# Exercise prompt:
Identify all lines in the data containing the string "source". Copy them out.

Data entries
• • •

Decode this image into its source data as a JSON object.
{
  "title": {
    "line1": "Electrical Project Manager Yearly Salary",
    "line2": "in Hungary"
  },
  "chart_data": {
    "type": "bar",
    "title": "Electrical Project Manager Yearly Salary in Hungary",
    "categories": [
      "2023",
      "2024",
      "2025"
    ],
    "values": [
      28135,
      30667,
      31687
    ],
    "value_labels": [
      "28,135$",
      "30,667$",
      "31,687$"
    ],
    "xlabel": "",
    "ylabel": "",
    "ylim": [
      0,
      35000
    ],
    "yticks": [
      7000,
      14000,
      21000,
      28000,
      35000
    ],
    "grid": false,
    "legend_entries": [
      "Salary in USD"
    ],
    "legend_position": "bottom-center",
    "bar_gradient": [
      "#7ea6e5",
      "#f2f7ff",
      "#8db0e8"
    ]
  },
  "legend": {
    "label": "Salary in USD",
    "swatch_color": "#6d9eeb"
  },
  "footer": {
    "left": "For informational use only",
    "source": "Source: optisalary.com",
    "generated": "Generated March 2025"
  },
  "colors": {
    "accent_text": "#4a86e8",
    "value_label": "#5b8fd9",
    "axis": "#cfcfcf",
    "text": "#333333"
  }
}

• • •

# Answer to the exercise:
Decode this image into its source data as a JSON object.
    "source": "Source: optisalary.com",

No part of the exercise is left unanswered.